• _Task goal_: Can you put the material from the line containing "For every button, label, input, icon, or" through the line containing "- table-row: 2" into a two-column CSV with the headers instruction and output, where each row pairs an instruction with its output and each field is quoted with line breaks turned into spaces? Leave the pictures out.

• _Records to process_:
==================================================
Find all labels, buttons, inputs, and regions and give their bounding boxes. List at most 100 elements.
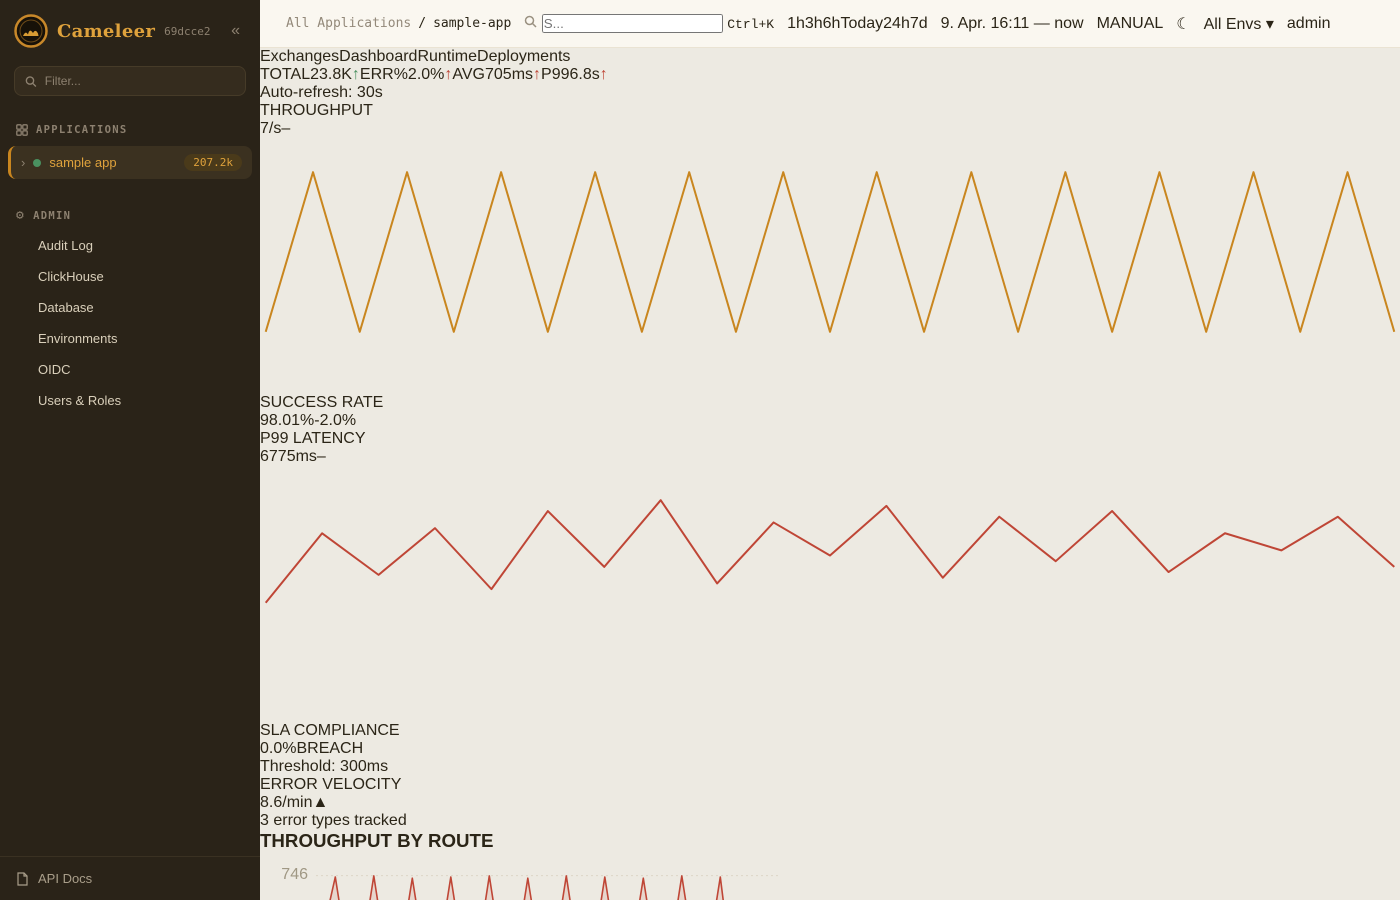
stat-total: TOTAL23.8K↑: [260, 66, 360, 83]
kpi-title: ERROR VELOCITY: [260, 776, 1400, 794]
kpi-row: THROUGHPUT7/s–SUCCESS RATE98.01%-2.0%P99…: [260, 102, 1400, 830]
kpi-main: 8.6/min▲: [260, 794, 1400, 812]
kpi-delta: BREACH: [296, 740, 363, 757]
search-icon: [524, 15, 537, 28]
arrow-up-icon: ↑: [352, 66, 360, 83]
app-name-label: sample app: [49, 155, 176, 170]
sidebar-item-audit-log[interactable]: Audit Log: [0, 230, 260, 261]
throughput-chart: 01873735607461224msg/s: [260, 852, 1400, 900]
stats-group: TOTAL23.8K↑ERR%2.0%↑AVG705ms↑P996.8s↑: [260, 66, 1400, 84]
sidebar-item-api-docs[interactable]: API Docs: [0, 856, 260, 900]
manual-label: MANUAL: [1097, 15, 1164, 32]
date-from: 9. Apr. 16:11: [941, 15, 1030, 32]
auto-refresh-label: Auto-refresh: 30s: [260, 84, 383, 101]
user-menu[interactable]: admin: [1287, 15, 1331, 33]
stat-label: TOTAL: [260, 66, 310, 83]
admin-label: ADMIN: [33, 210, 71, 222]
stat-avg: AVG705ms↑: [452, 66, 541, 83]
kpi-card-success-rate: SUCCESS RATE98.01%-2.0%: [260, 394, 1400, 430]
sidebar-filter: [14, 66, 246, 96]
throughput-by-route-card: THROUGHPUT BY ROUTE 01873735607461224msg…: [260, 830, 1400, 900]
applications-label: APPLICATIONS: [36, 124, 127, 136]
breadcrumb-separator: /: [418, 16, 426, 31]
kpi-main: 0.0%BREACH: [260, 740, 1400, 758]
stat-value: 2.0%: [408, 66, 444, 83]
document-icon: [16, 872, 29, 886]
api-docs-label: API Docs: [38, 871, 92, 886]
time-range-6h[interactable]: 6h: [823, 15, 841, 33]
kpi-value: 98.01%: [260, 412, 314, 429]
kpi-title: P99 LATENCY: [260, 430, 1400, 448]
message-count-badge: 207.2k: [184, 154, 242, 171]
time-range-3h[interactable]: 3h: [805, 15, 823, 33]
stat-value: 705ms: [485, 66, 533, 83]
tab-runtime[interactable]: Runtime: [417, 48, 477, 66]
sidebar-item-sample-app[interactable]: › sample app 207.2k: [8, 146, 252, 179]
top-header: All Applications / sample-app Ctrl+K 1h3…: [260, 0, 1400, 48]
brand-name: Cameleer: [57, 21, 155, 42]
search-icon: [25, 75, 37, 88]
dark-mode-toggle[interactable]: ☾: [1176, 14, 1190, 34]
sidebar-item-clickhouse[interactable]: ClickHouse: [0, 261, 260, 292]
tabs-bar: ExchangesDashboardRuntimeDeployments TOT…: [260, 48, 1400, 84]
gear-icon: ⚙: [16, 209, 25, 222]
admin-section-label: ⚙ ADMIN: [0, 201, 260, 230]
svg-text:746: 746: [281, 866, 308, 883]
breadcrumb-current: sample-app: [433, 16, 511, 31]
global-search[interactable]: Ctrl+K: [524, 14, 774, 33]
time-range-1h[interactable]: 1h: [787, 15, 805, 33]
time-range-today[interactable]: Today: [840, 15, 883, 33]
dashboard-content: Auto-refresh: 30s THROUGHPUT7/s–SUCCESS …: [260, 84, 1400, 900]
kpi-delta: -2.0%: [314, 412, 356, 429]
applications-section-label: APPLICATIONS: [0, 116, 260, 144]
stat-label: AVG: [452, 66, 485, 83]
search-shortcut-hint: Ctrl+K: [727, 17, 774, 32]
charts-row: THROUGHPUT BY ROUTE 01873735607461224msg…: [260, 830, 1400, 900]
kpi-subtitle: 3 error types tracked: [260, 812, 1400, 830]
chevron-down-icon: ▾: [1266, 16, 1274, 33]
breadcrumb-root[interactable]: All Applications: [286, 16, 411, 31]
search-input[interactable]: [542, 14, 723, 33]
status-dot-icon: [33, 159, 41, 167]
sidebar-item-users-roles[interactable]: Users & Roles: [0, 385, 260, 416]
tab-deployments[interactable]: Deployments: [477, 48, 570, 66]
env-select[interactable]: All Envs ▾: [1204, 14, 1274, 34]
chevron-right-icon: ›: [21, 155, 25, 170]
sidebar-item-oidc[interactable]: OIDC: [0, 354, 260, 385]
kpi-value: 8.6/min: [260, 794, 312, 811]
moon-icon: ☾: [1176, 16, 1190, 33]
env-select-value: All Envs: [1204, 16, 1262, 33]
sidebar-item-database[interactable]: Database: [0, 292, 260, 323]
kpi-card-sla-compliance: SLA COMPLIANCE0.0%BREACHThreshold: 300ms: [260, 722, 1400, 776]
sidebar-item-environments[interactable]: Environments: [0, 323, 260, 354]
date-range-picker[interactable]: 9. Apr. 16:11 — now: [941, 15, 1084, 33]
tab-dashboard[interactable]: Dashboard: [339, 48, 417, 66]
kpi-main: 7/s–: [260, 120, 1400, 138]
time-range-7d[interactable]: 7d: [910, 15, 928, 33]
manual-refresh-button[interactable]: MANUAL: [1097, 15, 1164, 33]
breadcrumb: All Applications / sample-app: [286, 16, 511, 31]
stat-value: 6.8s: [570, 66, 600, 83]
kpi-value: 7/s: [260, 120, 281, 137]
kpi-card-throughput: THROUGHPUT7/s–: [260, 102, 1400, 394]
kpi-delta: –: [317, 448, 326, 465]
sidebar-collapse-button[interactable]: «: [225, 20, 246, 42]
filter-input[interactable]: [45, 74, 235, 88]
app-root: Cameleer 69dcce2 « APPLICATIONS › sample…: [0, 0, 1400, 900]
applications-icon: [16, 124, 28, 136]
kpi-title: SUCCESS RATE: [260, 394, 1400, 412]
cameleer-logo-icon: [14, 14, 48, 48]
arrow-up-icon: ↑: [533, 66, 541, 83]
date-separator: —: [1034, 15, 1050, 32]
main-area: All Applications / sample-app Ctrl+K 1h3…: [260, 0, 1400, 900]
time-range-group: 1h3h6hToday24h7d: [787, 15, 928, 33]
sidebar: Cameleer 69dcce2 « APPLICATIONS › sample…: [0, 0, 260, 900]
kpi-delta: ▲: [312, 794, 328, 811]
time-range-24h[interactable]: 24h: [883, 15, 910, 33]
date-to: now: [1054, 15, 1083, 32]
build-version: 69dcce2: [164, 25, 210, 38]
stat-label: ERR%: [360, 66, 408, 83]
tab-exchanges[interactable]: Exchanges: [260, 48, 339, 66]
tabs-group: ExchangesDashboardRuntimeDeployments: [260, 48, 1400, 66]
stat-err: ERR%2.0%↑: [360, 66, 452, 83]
==================================================
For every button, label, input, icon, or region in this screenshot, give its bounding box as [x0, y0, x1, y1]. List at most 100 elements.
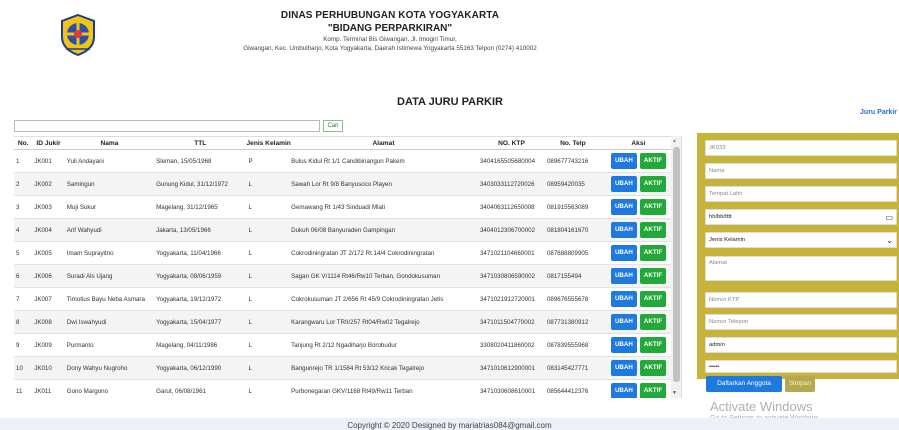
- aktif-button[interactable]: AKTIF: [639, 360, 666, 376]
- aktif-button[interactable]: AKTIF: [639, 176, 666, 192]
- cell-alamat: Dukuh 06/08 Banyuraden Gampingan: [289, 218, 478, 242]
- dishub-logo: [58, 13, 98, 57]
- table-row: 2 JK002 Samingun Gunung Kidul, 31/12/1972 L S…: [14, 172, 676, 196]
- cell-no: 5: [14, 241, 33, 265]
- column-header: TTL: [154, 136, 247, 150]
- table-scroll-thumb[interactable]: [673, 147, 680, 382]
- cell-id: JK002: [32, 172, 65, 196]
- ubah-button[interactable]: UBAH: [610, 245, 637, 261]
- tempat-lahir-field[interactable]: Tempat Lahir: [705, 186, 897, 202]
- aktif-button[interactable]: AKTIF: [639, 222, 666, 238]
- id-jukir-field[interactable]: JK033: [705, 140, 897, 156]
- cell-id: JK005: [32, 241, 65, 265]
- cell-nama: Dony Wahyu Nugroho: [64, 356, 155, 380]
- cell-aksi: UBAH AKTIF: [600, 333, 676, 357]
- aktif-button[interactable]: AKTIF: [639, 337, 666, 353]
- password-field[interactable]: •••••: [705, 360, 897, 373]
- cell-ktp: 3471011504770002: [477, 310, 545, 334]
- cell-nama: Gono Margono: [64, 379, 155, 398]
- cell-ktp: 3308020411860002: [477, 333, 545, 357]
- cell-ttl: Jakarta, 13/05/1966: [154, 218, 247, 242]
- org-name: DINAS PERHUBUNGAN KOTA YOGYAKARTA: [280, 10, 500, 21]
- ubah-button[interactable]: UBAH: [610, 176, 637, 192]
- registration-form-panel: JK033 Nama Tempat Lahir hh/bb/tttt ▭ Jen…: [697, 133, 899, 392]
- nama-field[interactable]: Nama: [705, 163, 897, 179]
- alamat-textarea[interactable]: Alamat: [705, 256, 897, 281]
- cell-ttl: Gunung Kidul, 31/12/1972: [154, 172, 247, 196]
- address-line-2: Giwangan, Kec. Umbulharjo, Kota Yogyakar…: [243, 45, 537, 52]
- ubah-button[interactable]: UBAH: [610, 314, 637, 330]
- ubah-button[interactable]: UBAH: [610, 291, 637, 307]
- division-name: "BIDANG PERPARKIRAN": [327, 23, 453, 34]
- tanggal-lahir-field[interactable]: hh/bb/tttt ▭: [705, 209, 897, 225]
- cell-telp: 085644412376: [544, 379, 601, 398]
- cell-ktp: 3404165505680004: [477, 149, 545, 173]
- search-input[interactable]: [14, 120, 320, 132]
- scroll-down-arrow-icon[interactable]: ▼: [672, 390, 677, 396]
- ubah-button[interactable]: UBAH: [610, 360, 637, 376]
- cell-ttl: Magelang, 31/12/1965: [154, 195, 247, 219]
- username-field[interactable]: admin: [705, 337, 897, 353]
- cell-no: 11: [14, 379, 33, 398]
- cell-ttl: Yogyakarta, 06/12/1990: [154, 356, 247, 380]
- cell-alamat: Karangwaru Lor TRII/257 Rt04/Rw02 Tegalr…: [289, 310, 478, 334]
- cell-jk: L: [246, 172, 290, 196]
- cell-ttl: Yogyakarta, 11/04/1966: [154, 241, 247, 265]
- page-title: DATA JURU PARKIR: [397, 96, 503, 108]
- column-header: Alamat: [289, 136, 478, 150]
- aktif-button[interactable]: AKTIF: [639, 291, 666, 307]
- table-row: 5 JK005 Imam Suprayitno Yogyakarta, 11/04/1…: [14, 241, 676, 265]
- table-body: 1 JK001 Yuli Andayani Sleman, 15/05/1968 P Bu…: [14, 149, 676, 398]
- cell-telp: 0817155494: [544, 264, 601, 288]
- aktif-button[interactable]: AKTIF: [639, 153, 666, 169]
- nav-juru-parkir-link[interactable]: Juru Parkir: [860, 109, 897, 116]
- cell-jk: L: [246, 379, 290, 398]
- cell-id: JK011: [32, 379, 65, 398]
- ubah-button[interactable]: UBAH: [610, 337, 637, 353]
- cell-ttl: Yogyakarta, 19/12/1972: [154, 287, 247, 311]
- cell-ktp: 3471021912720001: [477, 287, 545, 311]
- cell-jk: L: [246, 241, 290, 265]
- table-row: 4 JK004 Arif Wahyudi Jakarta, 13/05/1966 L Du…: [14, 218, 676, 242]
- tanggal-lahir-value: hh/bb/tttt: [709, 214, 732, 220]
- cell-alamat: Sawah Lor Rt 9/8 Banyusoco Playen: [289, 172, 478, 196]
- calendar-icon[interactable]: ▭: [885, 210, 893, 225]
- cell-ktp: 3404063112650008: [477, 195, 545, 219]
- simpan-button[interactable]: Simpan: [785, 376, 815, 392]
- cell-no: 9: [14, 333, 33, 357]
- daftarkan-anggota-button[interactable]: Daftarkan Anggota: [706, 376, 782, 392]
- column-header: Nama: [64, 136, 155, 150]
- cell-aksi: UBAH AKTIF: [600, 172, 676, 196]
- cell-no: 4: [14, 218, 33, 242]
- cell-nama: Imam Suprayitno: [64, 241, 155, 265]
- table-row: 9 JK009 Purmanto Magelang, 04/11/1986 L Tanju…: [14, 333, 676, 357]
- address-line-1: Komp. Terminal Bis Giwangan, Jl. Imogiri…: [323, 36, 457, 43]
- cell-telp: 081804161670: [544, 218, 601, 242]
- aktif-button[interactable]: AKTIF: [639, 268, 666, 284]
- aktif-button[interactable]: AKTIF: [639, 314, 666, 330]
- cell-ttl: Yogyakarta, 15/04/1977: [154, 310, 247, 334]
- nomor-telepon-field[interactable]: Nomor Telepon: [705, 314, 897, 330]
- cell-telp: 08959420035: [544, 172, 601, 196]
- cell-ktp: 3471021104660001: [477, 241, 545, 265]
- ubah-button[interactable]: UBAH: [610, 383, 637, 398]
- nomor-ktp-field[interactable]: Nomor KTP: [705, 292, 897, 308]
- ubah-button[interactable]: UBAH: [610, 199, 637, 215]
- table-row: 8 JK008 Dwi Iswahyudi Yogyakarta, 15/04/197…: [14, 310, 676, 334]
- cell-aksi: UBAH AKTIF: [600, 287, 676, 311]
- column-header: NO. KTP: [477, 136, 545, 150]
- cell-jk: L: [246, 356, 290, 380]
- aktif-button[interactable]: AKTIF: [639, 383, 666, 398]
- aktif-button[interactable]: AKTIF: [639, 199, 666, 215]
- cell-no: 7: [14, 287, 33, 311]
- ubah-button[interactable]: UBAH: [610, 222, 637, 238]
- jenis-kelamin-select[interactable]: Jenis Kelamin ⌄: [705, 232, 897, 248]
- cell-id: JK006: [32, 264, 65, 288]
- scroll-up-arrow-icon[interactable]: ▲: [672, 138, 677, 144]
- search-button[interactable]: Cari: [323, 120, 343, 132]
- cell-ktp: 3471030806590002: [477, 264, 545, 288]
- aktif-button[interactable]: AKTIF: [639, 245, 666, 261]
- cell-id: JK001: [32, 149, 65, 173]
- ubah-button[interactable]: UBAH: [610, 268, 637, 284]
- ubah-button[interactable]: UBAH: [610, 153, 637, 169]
==================================================
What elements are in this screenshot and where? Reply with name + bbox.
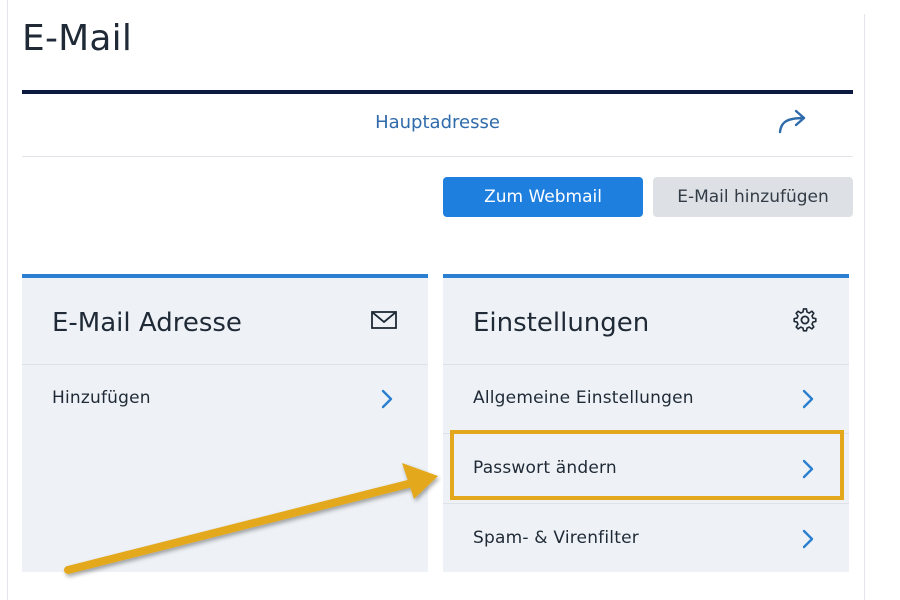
==================================================
• _Solution below_:
instruction,output
"For every button, label, input, icon, or region in this screenshot, give its bounding box as [x0, y0, x1, y1]. List at most 100 elements.","- aktif-button[interactable]: AKTIF: [639, 360, 666, 376] - aktif-button[interactable]: AKTIF: [639, 176, 666, 192] - cell-alamat: Dukuh 06/08 Banyuraden Gampingan: [289, 218, 478, 242] - dishub-logo: [58, 13, 98, 57] - table-row: 2 JK002 Samingun Gunung Kidul, 31/12/1972 L S…: [14, 172, 676, 196]"